--- Start of Extracted material ---
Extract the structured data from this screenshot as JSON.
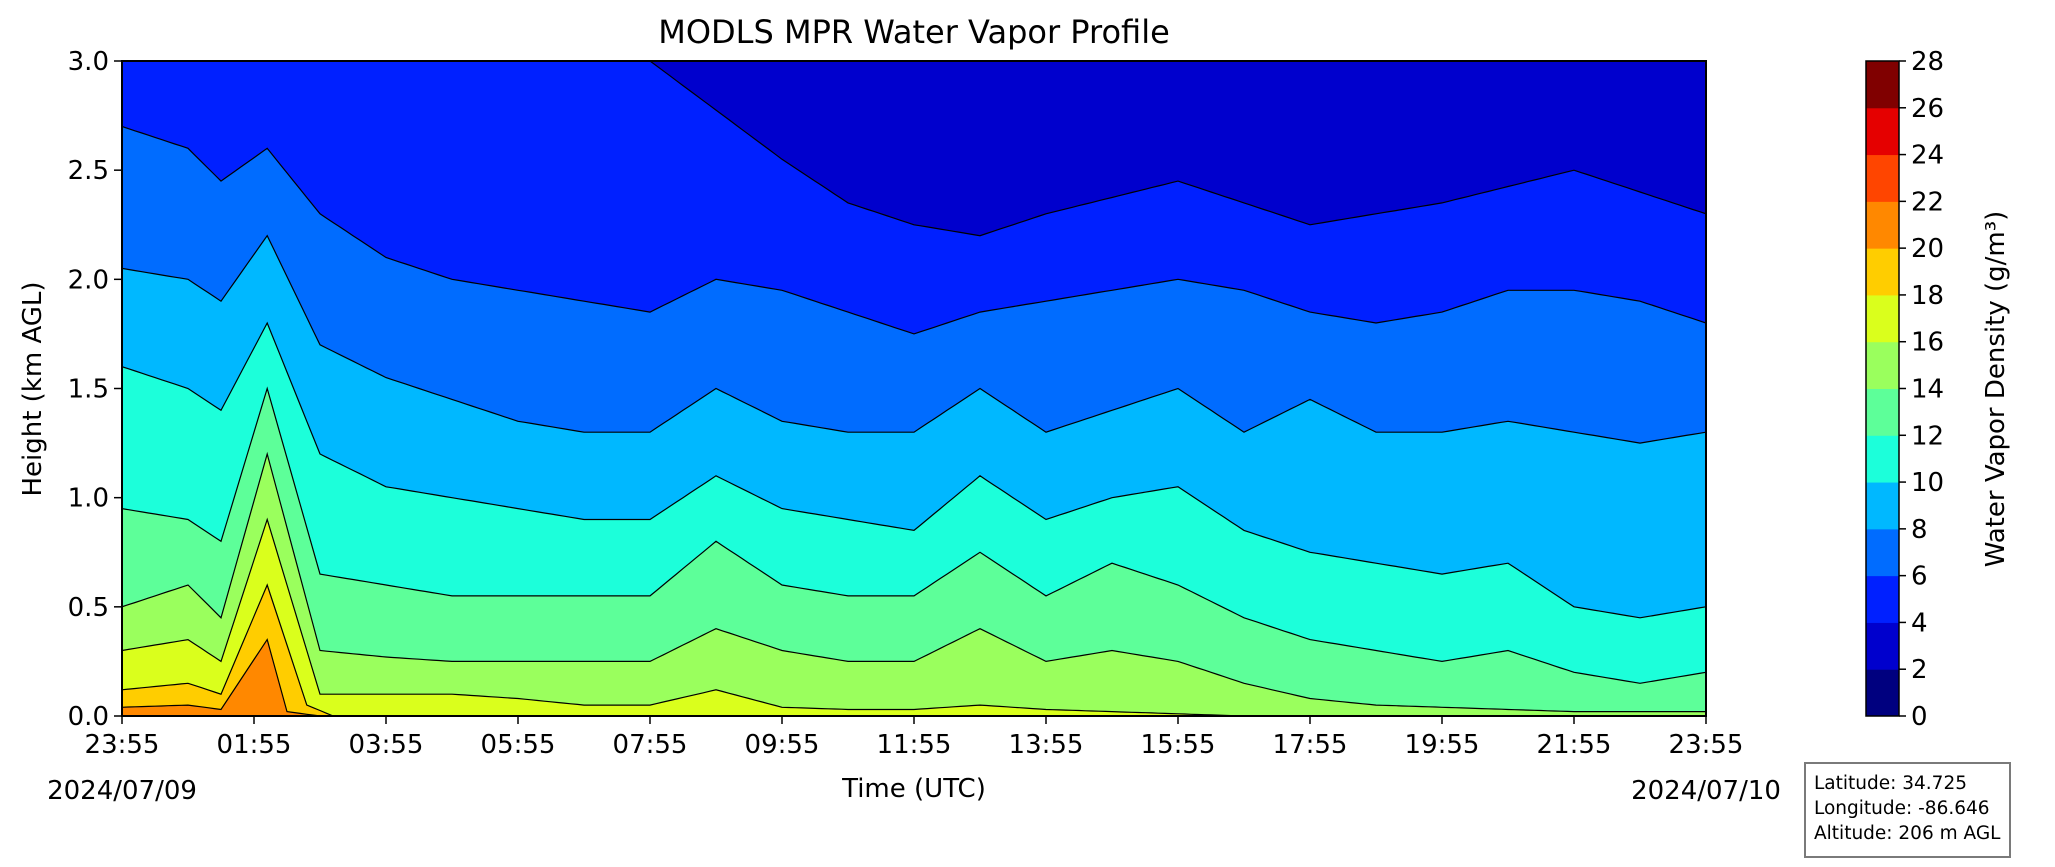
{
  "chart_data": {
    "type": "contour",
    "title": "MODLS MPR Water Vapor Profile",
    "xlabel": "Time (UTC)",
    "ylabel": "Height (km AGL)",
    "x_ticks": [
      "23:55",
      "01:55",
      "03:55",
      "05:55",
      "07:55",
      "09:55",
      "11:55",
      "13:55",
      "15:55",
      "17:55",
      "19:55",
      "21:55",
      "23:55"
    ],
    "x_start_date": "2024/07/09",
    "x_end_date": "2024/07/10",
    "y_ticks": [
      "0.0",
      "0.5",
      "1.0",
      "1.5",
      "2.0",
      "2.5",
      "3.0"
    ],
    "ylim": [
      0,
      3.0
    ],
    "colorbar": {
      "label": "Water Vapor Density (g/m³)",
      "ticks": [
        "0",
        "2",
        "4",
        "6",
        "8",
        "10",
        "12",
        "14",
        "16",
        "18",
        "20",
        "22",
        "24",
        "26",
        "28"
      ],
      "levels": [
        0,
        2,
        4,
        6,
        8,
        10,
        12,
        14,
        16,
        18,
        20,
        22,
        24,
        26,
        28
      ],
      "colors": [
        "#00007f",
        "#0000cd",
        "#0020ff",
        "#006cff",
        "#00b8ff",
        "#1cffda",
        "#5dff99",
        "#9aff5d",
        "#daff1c",
        "#ffcd00",
        "#ff8800",
        "#ff4500",
        "#e50000",
        "#800000"
      ]
    },
    "contour_levels": [
      {
        "level": 4,
        "hours": [
          0,
          1.5,
          2.2,
          4,
          6,
          8,
          10,
          11,
          12,
          13,
          14,
          16,
          18,
          20,
          22,
          24
        ],
        "heights": [
          3.2,
          3.2,
          3.2,
          3.2,
          3.1,
          3.0,
          2.55,
          2.35,
          2.25,
          2.2,
          2.3,
          2.45,
          2.25,
          2.35,
          2.5,
          2.3
        ]
      },
      {
        "level": 6,
        "hours": [
          0,
          1,
          1.5,
          2.2,
          3,
          4,
          5,
          6,
          7,
          8,
          9,
          10,
          11,
          12,
          13,
          14,
          15,
          16,
          17,
          18,
          19,
          20,
          21,
          22,
          23,
          24
        ],
        "heights": [
          2.7,
          2.6,
          2.45,
          2.6,
          2.3,
          2.1,
          2.0,
          1.95,
          1.9,
          1.85,
          2.0,
          1.95,
          1.85,
          1.75,
          1.85,
          1.9,
          1.95,
          2.0,
          1.95,
          1.85,
          1.8,
          1.85,
          1.95,
          1.95,
          1.9,
          1.8
        ]
      },
      {
        "level": 8,
        "hours": [
          0,
          1,
          1.5,
          2.2,
          3,
          4,
          5,
          6,
          7,
          8,
          9,
          10,
          11,
          12,
          13,
          14,
          15,
          16,
          17,
          18,
          19,
          20,
          21,
          22,
          23,
          24
        ],
        "heights": [
          2.05,
          2.0,
          1.9,
          2.2,
          1.7,
          1.55,
          1.45,
          1.35,
          1.3,
          1.3,
          1.5,
          1.35,
          1.3,
          1.3,
          1.5,
          1.3,
          1.4,
          1.5,
          1.3,
          1.45,
          1.3,
          1.3,
          1.35,
          1.3,
          1.25,
          1.3
        ]
      },
      {
        "level": 10,
        "hours": [
          0,
          1,
          1.5,
          2.2,
          3,
          4,
          5,
          6,
          7,
          8,
          9,
          10,
          11,
          12,
          13,
          14,
          15,
          16,
          17,
          18,
          19,
          20,
          21,
          22,
          23,
          24
        ],
        "heights": [
          1.6,
          1.5,
          1.4,
          1.8,
          1.2,
          1.05,
          1.0,
          0.95,
          0.9,
          0.9,
          1.1,
          0.95,
          0.9,
          0.85,
          1.1,
          0.9,
          1.0,
          1.05,
          0.85,
          0.75,
          0.7,
          0.65,
          0.7,
          0.5,
          0.45,
          0.5
        ]
      },
      {
        "level": 12,
        "hours": [
          0,
          1,
          1.5,
          2.2,
          3,
          4,
          5,
          6,
          7,
          8,
          9,
          10,
          11,
          12,
          13,
          14,
          15,
          16,
          17,
          18,
          19,
          20,
          21,
          22,
          23,
          24
        ],
        "heights": [
          0.95,
          0.9,
          0.8,
          1.5,
          0.65,
          0.6,
          0.55,
          0.55,
          0.55,
          0.55,
          0.8,
          0.6,
          0.55,
          0.55,
          0.75,
          0.55,
          0.7,
          0.6,
          0.45,
          0.35,
          0.3,
          0.25,
          0.3,
          0.2,
          0.15,
          0.2
        ]
      },
      {
        "level": 14,
        "hours": [
          0,
          1,
          1.5,
          2.2,
          3,
          4,
          5,
          6,
          7,
          8,
          9,
          10,
          11,
          12,
          13,
          14,
          15,
          16,
          17,
          18,
          19,
          20,
          21,
          22,
          23,
          24
        ],
        "heights": [
          0.5,
          0.6,
          0.45,
          1.2,
          0.3,
          0.27,
          0.25,
          0.25,
          0.25,
          0.25,
          0.4,
          0.3,
          0.25,
          0.25,
          0.4,
          0.25,
          0.3,
          0.25,
          0.15,
          0.08,
          0.05,
          0.04,
          0.03,
          0.02,
          0.02,
          0.02
        ]
      },
      {
        "level": 16,
        "hours": [
          0,
          1,
          1.5,
          2.2,
          3,
          4,
          5,
          6,
          7,
          8,
          9,
          10,
          11,
          12,
          13,
          14,
          15,
          16,
          17,
          18,
          19,
          24
        ],
        "heights": [
          0.3,
          0.35,
          0.25,
          0.9,
          0.1,
          0.1,
          0.1,
          0.08,
          0.05,
          0.05,
          0.12,
          0.04,
          0.03,
          0.03,
          0.05,
          0.03,
          0.02,
          0.01,
          0.0,
          0.0,
          0.0,
          0.0
        ]
      },
      {
        "level": 18,
        "hours": [
          0,
          1,
          1.5,
          2.2,
          2.8,
          3.2,
          24
        ],
        "heights": [
          0.12,
          0.15,
          0.1,
          0.6,
          0.05,
          0.0,
          0.0
        ]
      },
      {
        "level": 20,
        "hours": [
          0,
          1,
          1.5,
          2.2,
          2.5,
          3.0,
          24
        ],
        "heights": [
          0.04,
          0.05,
          0.03,
          0.35,
          0.02,
          0.0,
          0.0
        ]
      }
    ],
    "info": {
      "latitude": "Latitude: 34.725",
      "longitude": "Longitude: -86.646",
      "altitude": "Altitude: 206 m AGL"
    }
  }
}
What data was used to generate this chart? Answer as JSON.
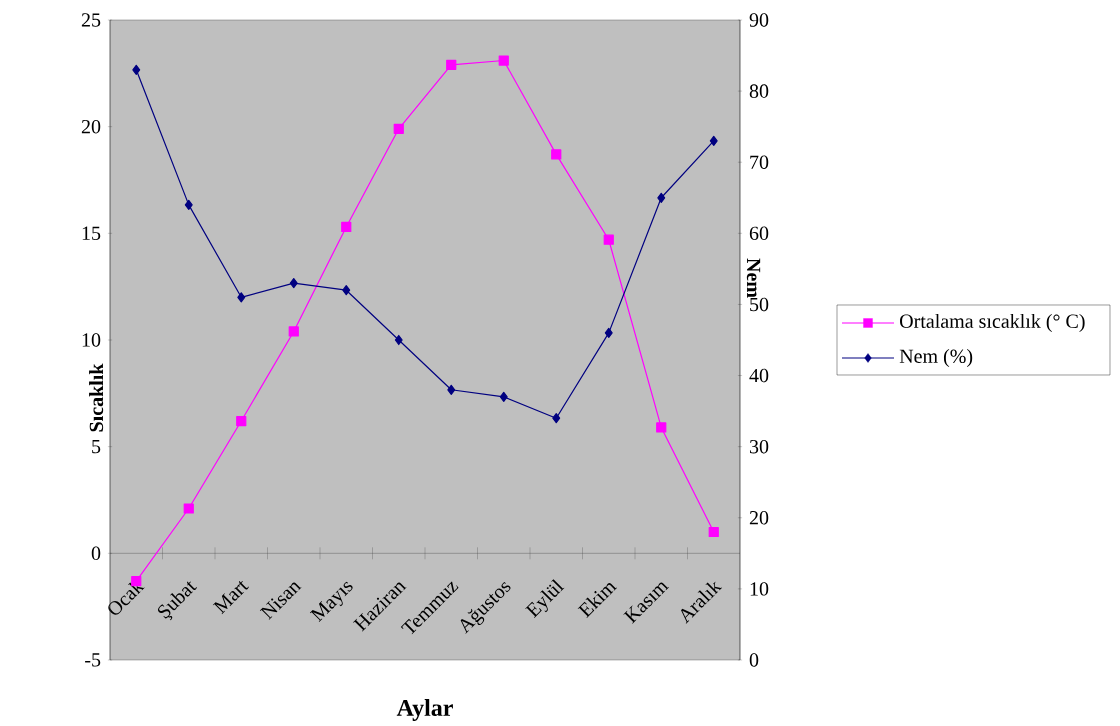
{
  "chart_data": {
    "type": "line",
    "xlabel": "Aylar",
    "ylabel": "Sıcaklık",
    "y2label": "Nem",
    "categories": [
      "Ocak",
      "Şubat",
      "Mart",
      "Nisan",
      "Mayıs",
      "Haziran",
      "Temmuz",
      "Ağustos",
      "Eylül",
      "Ekim",
      "Kasım",
      "Aralık"
    ],
    "series": [
      {
        "name": "Ortalama sıcaklık (° C)",
        "color": "#ff00ff",
        "marker": "square",
        "values": [
          -1.3,
          2.1,
          6.2,
          10.4,
          15.3,
          19.9,
          22.9,
          23.1,
          18.7,
          14.7,
          5.9,
          1.0
        ]
      },
      {
        "name": "Nem (%)",
        "color": "#000080",
        "marker": "diamond",
        "axis": "y2",
        "values": [
          83,
          64,
          51,
          53,
          52,
          45,
          38,
          37,
          34,
          46,
          65,
          73
        ]
      }
    ],
    "ylim": [
      -5,
      25
    ],
    "yticks": [
      -5,
      0,
      5,
      10,
      15,
      20,
      25
    ],
    "y2lim": [
      0,
      90
    ],
    "y2ticks": [
      0,
      10,
      20,
      30,
      40,
      50,
      60,
      70,
      80,
      90
    ],
    "legend": "right",
    "grid": false
  }
}
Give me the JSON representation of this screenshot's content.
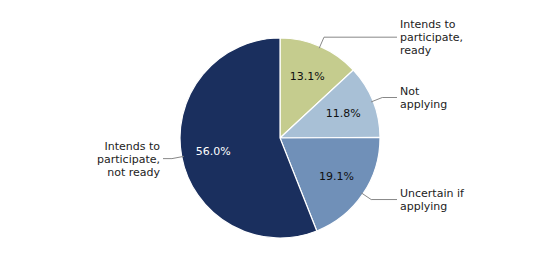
{
  "chart_data": {
    "type": "pie",
    "categories": [
      "Intends to\nparticipate,\nready",
      "Not\napplying",
      "Uncertain if\napplying",
      "Intends to\nparticipate,\nnot ready"
    ],
    "values": [
      13.1,
      11.8,
      19.1,
      56.0
    ],
    "value_labels": [
      "13.1%",
      "11.8%",
      "19.1%",
      "56.0%"
    ],
    "colors": [
      "#c5cc8e",
      "#a8c0d6",
      "#7090b8",
      "#1a2f5e"
    ],
    "data_labels": true
  }
}
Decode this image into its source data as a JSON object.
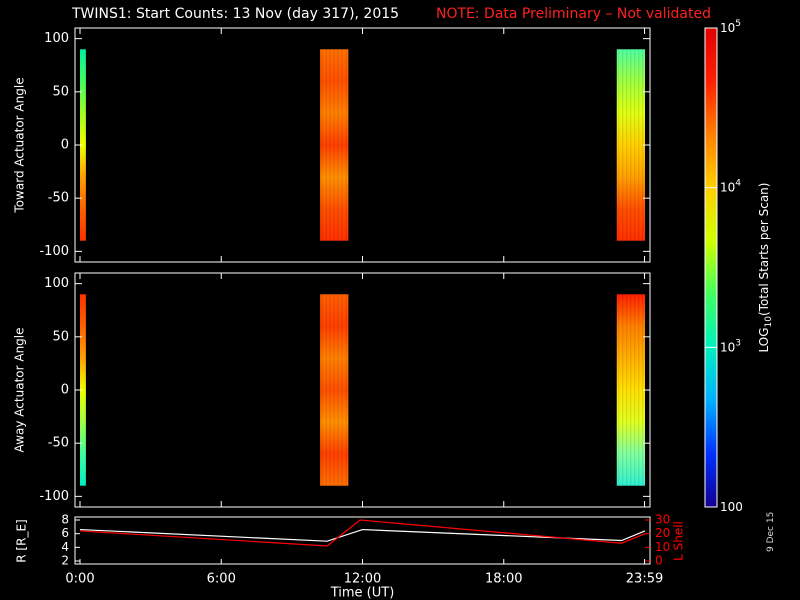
{
  "title": "TWINS1: Start Counts: 13 Nov (day 317), 2015",
  "note": "NOTE: Data Preliminary – Not validated",
  "stamp": "9 Dec 15",
  "colors": {
    "background": "#000000",
    "axis": "#ffffff",
    "note": "#ff2020",
    "radius_line": "#ffffff",
    "lshell_line": "#ff0000"
  },
  "chart_data": [
    {
      "type": "heatmap",
      "title": "",
      "ylabel": "Toward Actuator Angle",
      "xlabel": "",
      "ylim": [
        -110,
        110
      ],
      "xlim_hours": [
        0,
        24
      ],
      "yticks": [
        100,
        50,
        0,
        -50,
        -100
      ],
      "scan_blocks": [
        {
          "start_hour": 0.0,
          "end_hour": 0.25,
          "angle_range": [
            -90,
            90
          ],
          "profile": [
            "#00f0a0",
            "#40ff60",
            "#a0ff20",
            "#f0ff00",
            "#ffa000",
            "#ff6000",
            "#ff3000"
          ]
        },
        {
          "start_hour": 10.2,
          "end_hour": 11.4,
          "angle_range": [
            -90,
            90
          ],
          "profile": [
            "#ff7000",
            "#ff5000",
            "#ff8000",
            "#ff4000",
            "#ff9000",
            "#ff5000",
            "#ff3000"
          ]
        },
        {
          "start_hour": 22.8,
          "end_hour": 24.0,
          "angle_range": [
            -90,
            90
          ],
          "profile": [
            "#50ffa0",
            "#a0ff40",
            "#e0ff10",
            "#ffd000",
            "#ffa000",
            "#ff5000",
            "#ff3000"
          ]
        }
      ]
    },
    {
      "type": "heatmap",
      "title": "",
      "ylabel": "Away Actuator Angle",
      "xlabel": "",
      "ylim": [
        -110,
        110
      ],
      "xlim_hours": [
        0,
        24
      ],
      "yticks": [
        100,
        50,
        0,
        -50,
        -100
      ],
      "scan_blocks": [
        {
          "start_hour": 0.0,
          "end_hour": 0.25,
          "angle_range": [
            -90,
            90
          ],
          "profile": [
            "#ff3000",
            "#ff6000",
            "#ffa000",
            "#f0ff00",
            "#a0ff40",
            "#40ffa0",
            "#00f0c0"
          ]
        },
        {
          "start_hour": 10.2,
          "end_hour": 11.4,
          "angle_range": [
            -90,
            90
          ],
          "profile": [
            "#ff6000",
            "#ff4000",
            "#ff8000",
            "#ff5000",
            "#ff9000",
            "#ff4000",
            "#ff7000"
          ]
        },
        {
          "start_hour": 22.8,
          "end_hour": 24.0,
          "angle_range": [
            -90,
            90
          ],
          "profile": [
            "#ff2000",
            "#ff8000",
            "#ffb000",
            "#ffe000",
            "#e0ff20",
            "#80ffa0",
            "#30f0d0"
          ]
        }
      ]
    },
    {
      "type": "line",
      "title": "",
      "xlabel": "Time (UT)",
      "ylabel": "R [R_E]",
      "ylabel_right": "L Shell",
      "xticks": [
        "0:00",
        "6:00",
        "12:00",
        "18:00",
        "23:59"
      ],
      "xtick_hours": [
        0,
        6,
        12,
        18,
        23.98
      ],
      "ylim": [
        2,
        8
      ],
      "yticks": [
        8,
        6,
        4,
        2
      ],
      "ylim_right": [
        0,
        30
      ],
      "yticks_right": [
        30,
        20,
        10,
        0
      ],
      "series": [
        {
          "name": "R [R_E]",
          "axis": "left",
          "x": [
            0,
            10.5,
            12.0,
            23.0,
            24.0
          ],
          "y": [
            6.6,
            4.9,
            6.6,
            5.0,
            6.4
          ]
        },
        {
          "name": "L Shell",
          "axis": "right",
          "x": [
            0,
            10.5,
            11.9,
            23.0,
            24.0
          ],
          "y": [
            22,
            11,
            30,
            13,
            20
          ]
        }
      ]
    }
  ],
  "colorbar": {
    "label_prefix": "LOG",
    "label_sub": "10",
    "label_suffix": "(Total Starts per Scan)",
    "range": [
      100,
      100000
    ],
    "scale": "log",
    "ticks": [
      {
        "value": 100000,
        "base": "10",
        "exp": "5"
      },
      {
        "value": 10000,
        "base": "10",
        "exp": "4"
      },
      {
        "value": 1000,
        "base": "10",
        "exp": "3"
      },
      {
        "value": 100,
        "base": "100",
        "exp": ""
      }
    ],
    "stops": [
      "#140090",
      "#0030ff",
      "#00b0ff",
      "#00f0c0",
      "#40ff60",
      "#d0ff00",
      "#ffd000",
      "#ff8000",
      "#ff2000",
      "#e00000"
    ]
  }
}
--- End of Extracted material ---
## Short problem
Look through the material above and work out how many of its lines contain "note". State the number only.

## Answer to the problem
2